**Required task**
Copy each line of the listing below exactly.

**Dataset entries**
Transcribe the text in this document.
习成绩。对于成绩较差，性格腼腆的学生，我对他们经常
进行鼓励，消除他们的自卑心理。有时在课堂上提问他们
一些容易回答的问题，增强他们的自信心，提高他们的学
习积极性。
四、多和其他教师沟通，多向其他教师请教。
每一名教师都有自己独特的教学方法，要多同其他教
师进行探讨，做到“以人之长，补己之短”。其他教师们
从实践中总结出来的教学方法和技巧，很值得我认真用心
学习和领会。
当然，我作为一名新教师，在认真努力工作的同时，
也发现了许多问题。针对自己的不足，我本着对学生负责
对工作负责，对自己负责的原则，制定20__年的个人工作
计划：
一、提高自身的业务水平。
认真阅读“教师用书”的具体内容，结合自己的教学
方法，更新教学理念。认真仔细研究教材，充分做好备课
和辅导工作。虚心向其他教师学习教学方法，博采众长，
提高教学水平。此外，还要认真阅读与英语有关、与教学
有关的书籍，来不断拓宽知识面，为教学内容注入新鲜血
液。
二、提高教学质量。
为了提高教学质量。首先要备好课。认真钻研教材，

**Solution to this problem**
Transcribe the text in this document.
习成绩。对于成绩较差，性格腼腆的学生，我对他们经常
进行鼓励，消除他们的自卑心理。有时在课堂上提问他们
一些容易回答的问题，增强他们的自信心，提高他们的学
习积极性。
四、多和其他教师沟通，多向其他教师请教。
每一名教师都有自己独特的教学方法，要多同其他教
师进行探讨，做到“以人之长，补己之短”。其他教师们
从实践中总结出来的教学方法和技巧，很值得我认真用心
学习和领会。
当然，我作为一名新教师，在认真努力工作的同时，
也发现了许多问题。针对自己的不足，我本着对学生负责
对工作负责，对自己负责的原则，制定20__年的个人工作
计划：
一、提高自身的业务水平。
认真阅读“教师用书”的具体内容，结合自己的教学
方法，更新教学理念。认真仔细研究教材，充分做好备课
和辅导工作。虚心向其他教师学习教学方法，博采众长，
提高教学水平。此外，还要认真阅读与英语有关、与教学
有关的书籍，来不断拓宽知识面，为教学内容注入新鲜血
液。
二、提高教学质量。
为了提高教学质量。首先要备好课。认真钻研教材，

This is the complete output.